### Entries supplied
──────
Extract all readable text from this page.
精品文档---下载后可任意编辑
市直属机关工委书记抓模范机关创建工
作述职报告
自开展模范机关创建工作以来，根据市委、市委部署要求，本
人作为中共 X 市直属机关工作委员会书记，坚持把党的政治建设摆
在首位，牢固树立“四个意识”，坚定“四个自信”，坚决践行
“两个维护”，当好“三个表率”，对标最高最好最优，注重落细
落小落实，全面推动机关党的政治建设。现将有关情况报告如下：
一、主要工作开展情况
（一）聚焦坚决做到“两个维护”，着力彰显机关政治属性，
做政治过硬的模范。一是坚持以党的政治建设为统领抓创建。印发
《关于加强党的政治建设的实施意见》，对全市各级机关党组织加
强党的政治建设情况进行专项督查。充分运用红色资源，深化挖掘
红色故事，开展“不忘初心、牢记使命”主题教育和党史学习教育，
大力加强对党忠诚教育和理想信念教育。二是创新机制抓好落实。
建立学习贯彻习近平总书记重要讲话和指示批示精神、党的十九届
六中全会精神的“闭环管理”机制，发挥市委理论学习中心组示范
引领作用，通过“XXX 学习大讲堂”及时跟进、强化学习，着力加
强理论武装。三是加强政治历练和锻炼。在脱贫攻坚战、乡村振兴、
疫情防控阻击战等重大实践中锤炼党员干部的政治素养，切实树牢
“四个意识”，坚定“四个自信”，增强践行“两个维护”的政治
──────
How many of the lines above contain the string "两个维护"? Give the number only.

### Completed task
3